▸ EXERCISE INSTRUCTIONS: Repeat, exactly and in full, the lines of the listing below, but without any pictures.

[Start of INPUT]

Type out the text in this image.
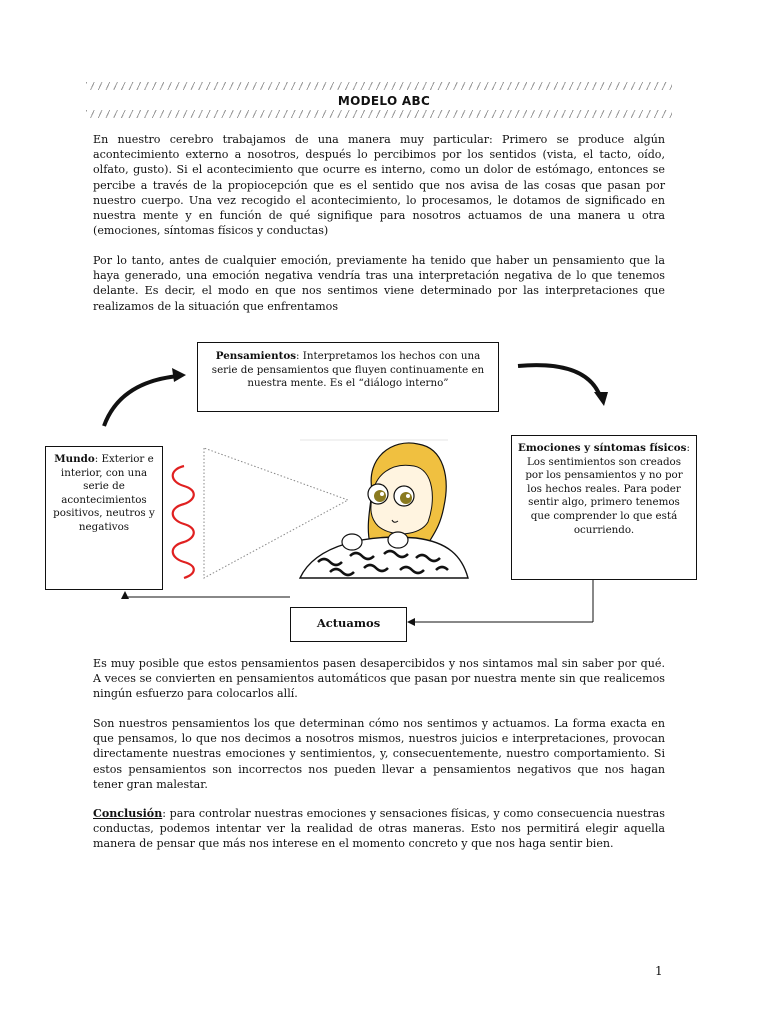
MODELO ABC

En nuestro cerebro trabajamos de una manera muy particular: Primero se produce algún acontecimiento externo a nosotros, después lo percibimos por los sentidos (vista, el tacto, oído, olfato, gusto). Si el acontecimiento que ocurre es interno, como un dolor de estómago, entonces se percibe a través de la propiocepción que es el sentido que nos avisa de las cosas que pasan por nuestro cuerpo. Una vez recogido el acontecimiento, lo procesamos, le dotamos de significado en nuestra mente y en función de qué signifique para nosotros actuamos de una manera u otra (emociones, síntomas físicos y conductas)

Por lo tanto, antes de cualquier emoción, previamente ha tenido que haber un pensamiento que la haya generado, una emoción negativa vendría tras una interpretación negativa de lo que tenemos delante. Es decir, el modo en que nos sentimos viene determinado por las interpretaciones que realizamos de la situación que enfrentamos

Pensamientos: Interpretamos los hechos con una serie de pensamientos que fluyen continuamente en nuestra mente. Es el “diálogo interno”
Mundo: Exterior e interior, con una serie de acontecimientos positivos, neutros y negativos
Emociones y síntomas físicos: Los sentimientos son creados por los pensamientos y no por los hechos reales. Para poder sentir algo, primero tenemos que comprender lo que está ocurriendo.
Actuamos

Es muy posible que estos pensamientos pasen desapercibidos y nos sintamos mal sin saber por qué. A veces se convierten en pensamientos automáticos que pasan por nuestra mente sin que realicemos ningún esfuerzo para colocarlos allí.

Son nuestros pensamientos los que determinan cómo nos sentimos y actuamos. La forma exacta en que pensamos, lo que nos decimos a nosotros mismos, nuestros juicios e interpretaciones, provocan directamente nuestras emociones y sentimientos, y, consecuentemente, nuestro comportamiento. Si estos pensamientos son incorrectos nos pueden llevar a pensamientos negativos que nos hagan tener gran malestar.

Conclusión: para controlar nuestras emociones y sensaciones físicas, y como consecuencia nuestras conductas, podemos intentar ver la realidad de otras maneras. Esto nos permitirá elegir aquella manera de pensar que más nos interese en el momento concreto y que nos haga sentir bien.

1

[End of INPUT]

▸ ANSWER BELOW:
Type out the text in this image.
MODELO ABC

En nuestro cerebro trabajamos de una manera muy particular: Primero se produce algún acontecimiento externo a nosotros, después lo percibimos por los sentidos (vista, el tacto, oído, olfato, gusto). Si el acontecimiento que ocurre es interno, como un dolor de estómago, entonces se percibe a través de la propiocepción que es el sentido que nos avisa de las cosas que pasan por nuestro cuerpo. Una vez recogido el acontecimiento, lo procesamos, le dotamos de significado en nuestra mente y en función de qué signifique para nosotros actuamos de una manera u otra (emociones, síntomas físicos y conductas)

Por lo tanto, antes de cualquier emoción, previamente ha tenido que haber un pensamiento que la haya generado, una emoción negativa vendría tras una interpretación negativa de lo que tenemos delante. Es decir, el modo en que nos sentimos viene determinado por las interpretaciones que realizamos de la situación que enfrentamos

Pensamientos: Interpretamos los hechos con una serie de pensamientos que fluyen continuamente en nuestra mente. Es el “diálogo interno”
Mundo: Exterior e interior, con una serie de acontecimientos positivos, neutros y negativos
Emociones y síntomas físicos: Los sentimientos son creados por los pensamientos y no por los hechos reales. Para poder sentir algo, primero tenemos que comprender lo que está ocurriendo.
Actuamos

Es muy posible que estos pensamientos pasen desapercibidos y nos sintamos mal sin saber por qué. A veces se convierten en pensamientos automáticos que pasan por nuestra mente sin que realicemos ningún esfuerzo para colocarlos allí.

Son nuestros pensamientos los que determinan cómo nos sentimos y actuamos. La forma exacta en que pensamos, lo que nos decimos a nosotros mismos, nuestros juicios e interpretaciones, provocan directamente nuestras emociones y sentimientos, y, consecuentemente, nuestro comportamiento. Si estos pensamientos son incorrectos nos pueden llevar a pensamientos negativos que nos hagan tener gran malestar.

Conclusión: para controlar nuestras emociones y sensaciones físicas, y como consecuencia nuestras conductas, podemos intentar ver la realidad de otras maneras. Esto nos permitirá elegir aquella manera de pensar que más nos interese en el momento concreto y que nos haga sentir bien.

1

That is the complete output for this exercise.